### Page excerpt:
--- START ---

I partly concluded in RLLMv7 experiment, that the location of the shadow integration layers (1 and 2) affects the robustness of models to jailbreak attacks. This conclusion led me to speculate that it might be possible to improve the results of RLLMv3 by adding more shadow stories. This eventually became RLLMv10 wherein I added 1⁄3 from the original sample count of 500 or 167 shadow stories, layer 1. This then brought the total up to 667 samples. Like in RLLMv3, layers (2 to 10) and training setup remained the same.
Jailbreaks attacks
Before reading the linked documents, harmful content warning: read the documents with utmost caution.
BetterDAN/Will you kill humans? jailbreak attacks
Initial tests showed that 135 out of the 200 attacks were defended, which is roughly 67.50%. This defensive rate is almost the same as the 67.8% achieved by RLLMv3. I speculate that adding more “shadow integration stories/samples” will improve this result, prompting me to initialize another training run (see visual map for live updates). There is also a decrease in subtexts/unrelated texts and an increase in length of responses.
Oppo/Tell me something offensive! Oppo: “I am going to jailbreak attacks
Initial tests showed that 115 out of 200, or 57.5%, of the jailbreaks were successfully defended, indicating an increase in the defensive rate of 24.10% (from RLLMv3′s 33.4%).
(If you want to read more jailbreak attacks? RLLMv10: Oppo/ will you kill humans? )

--- END ---

Stored entries
--- START ---

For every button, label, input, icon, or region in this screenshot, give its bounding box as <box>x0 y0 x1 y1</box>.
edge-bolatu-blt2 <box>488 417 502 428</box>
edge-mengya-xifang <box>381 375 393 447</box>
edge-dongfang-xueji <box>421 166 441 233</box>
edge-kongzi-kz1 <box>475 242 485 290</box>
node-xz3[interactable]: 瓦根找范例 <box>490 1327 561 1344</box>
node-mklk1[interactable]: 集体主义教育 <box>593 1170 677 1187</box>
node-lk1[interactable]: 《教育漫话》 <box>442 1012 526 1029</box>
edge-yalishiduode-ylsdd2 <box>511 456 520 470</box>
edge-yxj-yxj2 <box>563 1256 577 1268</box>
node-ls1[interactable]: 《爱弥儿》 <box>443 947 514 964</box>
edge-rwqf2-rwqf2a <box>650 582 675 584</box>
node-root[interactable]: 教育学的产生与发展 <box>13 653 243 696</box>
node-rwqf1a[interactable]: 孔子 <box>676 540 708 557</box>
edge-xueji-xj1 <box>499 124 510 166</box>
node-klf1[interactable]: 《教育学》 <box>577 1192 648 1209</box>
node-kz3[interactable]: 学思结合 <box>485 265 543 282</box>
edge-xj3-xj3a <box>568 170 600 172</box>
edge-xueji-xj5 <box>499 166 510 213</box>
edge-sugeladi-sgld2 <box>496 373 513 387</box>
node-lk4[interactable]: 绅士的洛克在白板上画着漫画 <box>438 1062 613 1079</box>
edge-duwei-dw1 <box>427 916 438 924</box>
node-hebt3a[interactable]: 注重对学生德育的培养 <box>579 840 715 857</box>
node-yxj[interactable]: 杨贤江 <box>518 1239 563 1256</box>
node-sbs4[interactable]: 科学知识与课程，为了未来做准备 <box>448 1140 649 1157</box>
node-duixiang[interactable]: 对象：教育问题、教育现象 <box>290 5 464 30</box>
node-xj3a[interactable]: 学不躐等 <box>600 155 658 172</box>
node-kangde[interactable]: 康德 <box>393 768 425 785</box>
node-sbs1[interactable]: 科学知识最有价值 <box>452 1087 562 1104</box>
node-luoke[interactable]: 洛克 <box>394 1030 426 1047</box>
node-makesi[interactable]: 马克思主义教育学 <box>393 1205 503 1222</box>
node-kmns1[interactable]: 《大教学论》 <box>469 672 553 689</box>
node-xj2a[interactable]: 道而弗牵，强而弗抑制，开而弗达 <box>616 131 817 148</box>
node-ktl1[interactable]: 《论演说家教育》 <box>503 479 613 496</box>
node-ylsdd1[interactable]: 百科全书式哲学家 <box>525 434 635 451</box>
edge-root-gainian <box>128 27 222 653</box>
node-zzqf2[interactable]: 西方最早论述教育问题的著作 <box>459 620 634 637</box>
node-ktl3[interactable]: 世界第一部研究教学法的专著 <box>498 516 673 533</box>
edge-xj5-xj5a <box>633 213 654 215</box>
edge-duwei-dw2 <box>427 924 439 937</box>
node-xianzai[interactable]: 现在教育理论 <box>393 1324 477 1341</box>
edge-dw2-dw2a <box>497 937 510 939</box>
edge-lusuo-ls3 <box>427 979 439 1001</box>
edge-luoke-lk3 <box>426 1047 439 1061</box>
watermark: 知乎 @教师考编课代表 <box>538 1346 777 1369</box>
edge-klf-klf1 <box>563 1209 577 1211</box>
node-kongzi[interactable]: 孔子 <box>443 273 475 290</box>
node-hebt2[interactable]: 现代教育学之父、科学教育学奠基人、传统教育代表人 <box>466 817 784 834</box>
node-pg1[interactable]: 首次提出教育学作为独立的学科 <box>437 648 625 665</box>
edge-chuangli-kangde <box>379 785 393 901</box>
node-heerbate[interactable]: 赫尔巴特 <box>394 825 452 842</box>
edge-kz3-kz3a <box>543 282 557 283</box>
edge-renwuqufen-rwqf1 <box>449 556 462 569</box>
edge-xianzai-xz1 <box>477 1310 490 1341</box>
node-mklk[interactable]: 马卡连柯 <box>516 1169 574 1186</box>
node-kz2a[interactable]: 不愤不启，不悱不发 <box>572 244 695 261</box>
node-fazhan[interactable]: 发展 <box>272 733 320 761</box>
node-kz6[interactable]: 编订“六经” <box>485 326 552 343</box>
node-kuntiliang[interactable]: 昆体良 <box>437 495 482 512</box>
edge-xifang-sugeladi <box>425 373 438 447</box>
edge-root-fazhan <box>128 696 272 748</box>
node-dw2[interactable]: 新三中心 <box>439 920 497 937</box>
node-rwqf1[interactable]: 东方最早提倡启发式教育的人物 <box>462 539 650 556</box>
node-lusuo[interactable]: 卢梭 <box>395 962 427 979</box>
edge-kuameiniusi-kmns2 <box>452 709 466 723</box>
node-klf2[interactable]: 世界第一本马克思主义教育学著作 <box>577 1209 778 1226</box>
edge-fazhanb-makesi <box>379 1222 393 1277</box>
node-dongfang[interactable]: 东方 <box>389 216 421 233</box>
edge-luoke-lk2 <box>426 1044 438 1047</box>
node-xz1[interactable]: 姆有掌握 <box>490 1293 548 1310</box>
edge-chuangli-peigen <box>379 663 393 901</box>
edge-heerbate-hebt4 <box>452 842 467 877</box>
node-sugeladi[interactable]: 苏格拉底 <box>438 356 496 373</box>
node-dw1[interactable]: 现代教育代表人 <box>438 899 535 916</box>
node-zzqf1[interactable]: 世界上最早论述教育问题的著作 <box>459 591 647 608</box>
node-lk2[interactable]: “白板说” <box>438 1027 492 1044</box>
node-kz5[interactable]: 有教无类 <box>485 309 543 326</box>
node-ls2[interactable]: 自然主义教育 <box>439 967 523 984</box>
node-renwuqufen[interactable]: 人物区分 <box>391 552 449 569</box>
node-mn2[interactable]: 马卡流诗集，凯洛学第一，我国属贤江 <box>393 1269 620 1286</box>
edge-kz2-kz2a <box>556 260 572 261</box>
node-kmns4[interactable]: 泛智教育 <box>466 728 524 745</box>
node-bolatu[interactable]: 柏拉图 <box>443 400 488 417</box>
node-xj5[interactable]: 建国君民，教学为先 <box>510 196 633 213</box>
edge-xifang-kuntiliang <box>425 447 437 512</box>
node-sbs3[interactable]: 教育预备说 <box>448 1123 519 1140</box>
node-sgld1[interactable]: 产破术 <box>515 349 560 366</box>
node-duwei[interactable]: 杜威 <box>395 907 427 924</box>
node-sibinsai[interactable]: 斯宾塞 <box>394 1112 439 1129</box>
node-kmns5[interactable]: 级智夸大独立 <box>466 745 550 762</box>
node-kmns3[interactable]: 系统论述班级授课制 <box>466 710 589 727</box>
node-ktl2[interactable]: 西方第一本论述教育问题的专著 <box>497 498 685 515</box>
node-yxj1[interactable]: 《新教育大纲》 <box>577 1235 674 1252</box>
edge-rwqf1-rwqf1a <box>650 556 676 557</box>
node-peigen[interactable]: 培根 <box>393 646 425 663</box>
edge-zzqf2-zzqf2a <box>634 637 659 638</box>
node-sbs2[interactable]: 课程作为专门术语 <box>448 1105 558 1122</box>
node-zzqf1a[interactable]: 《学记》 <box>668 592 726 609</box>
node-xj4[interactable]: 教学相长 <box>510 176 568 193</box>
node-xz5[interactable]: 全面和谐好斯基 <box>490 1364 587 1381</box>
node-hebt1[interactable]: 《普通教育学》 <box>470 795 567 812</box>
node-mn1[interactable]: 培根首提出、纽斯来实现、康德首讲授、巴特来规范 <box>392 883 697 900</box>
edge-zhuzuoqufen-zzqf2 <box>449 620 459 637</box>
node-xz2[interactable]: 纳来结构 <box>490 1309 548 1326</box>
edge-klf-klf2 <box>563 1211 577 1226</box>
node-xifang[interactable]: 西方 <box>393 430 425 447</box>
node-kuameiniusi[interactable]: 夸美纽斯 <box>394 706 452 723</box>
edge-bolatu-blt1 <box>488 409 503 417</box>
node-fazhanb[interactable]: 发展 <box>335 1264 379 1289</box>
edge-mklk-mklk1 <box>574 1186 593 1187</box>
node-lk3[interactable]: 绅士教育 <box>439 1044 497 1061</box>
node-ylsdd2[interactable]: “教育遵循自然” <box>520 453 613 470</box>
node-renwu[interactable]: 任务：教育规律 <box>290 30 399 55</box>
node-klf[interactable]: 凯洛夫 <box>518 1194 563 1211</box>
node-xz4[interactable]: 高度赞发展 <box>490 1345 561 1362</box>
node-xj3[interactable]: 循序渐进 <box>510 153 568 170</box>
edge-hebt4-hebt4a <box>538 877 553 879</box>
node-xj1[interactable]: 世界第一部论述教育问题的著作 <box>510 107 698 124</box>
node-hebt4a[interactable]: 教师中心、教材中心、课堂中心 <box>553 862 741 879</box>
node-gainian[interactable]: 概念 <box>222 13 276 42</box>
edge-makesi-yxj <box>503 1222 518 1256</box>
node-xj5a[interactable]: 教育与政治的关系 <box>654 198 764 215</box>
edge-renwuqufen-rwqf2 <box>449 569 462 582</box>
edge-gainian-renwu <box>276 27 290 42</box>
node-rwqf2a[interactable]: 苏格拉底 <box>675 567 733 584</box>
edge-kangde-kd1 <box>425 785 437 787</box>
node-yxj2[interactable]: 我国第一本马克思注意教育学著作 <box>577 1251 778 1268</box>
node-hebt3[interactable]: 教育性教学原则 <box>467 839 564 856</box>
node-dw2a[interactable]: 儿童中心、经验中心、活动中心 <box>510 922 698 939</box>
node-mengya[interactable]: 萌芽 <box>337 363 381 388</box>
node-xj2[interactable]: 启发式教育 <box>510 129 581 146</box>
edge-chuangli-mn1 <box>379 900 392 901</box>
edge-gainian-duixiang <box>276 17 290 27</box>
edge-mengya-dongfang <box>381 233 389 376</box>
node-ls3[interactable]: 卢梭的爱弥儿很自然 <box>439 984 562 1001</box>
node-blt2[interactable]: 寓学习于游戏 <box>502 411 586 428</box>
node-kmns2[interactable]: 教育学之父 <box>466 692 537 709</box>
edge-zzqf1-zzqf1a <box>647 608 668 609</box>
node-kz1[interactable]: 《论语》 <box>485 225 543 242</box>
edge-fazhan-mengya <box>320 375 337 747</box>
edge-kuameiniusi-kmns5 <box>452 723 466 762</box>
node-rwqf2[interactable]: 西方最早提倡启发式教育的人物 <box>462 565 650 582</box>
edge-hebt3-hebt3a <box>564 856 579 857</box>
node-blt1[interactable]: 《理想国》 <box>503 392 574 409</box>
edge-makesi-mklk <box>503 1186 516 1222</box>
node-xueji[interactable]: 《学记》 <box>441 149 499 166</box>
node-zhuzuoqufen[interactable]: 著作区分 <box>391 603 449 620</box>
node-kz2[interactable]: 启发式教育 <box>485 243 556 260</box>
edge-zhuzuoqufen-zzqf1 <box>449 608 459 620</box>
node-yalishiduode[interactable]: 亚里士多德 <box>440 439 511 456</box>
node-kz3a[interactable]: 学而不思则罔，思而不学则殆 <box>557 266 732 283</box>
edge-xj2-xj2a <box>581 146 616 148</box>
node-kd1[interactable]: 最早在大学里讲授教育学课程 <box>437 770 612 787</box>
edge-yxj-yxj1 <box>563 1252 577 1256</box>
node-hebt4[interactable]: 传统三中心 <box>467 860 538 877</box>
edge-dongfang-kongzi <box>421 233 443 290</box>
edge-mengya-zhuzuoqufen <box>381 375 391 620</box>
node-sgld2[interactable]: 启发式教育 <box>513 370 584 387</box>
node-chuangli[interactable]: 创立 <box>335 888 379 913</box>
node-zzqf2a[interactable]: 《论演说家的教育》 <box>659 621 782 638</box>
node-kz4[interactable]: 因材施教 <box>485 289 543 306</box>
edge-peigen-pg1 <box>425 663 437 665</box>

--- END ---

### Exercises to complete:
- 1) Condense the paragraph of the RLLMv10 excerpt that begins "I partly concluded in RLLMv7 experiment" into a short bulleted list that keeps its main facts.
- 2) Please retype the part of the RLLMv10 excerpt starting at "Jailbreaks attacks" and ending at "length of responses.".

### Answers by item number:
- 1)
- The RLLMv7 experiment partly showed that the location of the shadow integration layers (1 and 2) affects how robust models are to jailbreak attacks.
- This led to the idea that adding more shadow stories might improve RLLMv3's results.
- RLLMv10 added 167 shadow stories to layer 1, one third of the original 500 samples, for a total of 667.
- As in RLLMv3, layers 2 to 10 and the training setup stayed the same.

- 2)
Jailbreaks attacks
Before reading the linked documents, harmful content warning: read the documents with utmost caution.
BetterDAN/Will you kill humans? jailbreak attacks
Initial tests showed that 135 out of the 200 attacks were defended, which is roughly 67.50%. This defensive rate is almost the same as the 67.8% achieved by RLLMv3. I speculate that adding more “shadow integration stories/samples” will improve this result, prompting me to initialize another training run (see visual map for live updates). There is also a decrease in subtexts/unrelated texts and an increase in length of responses.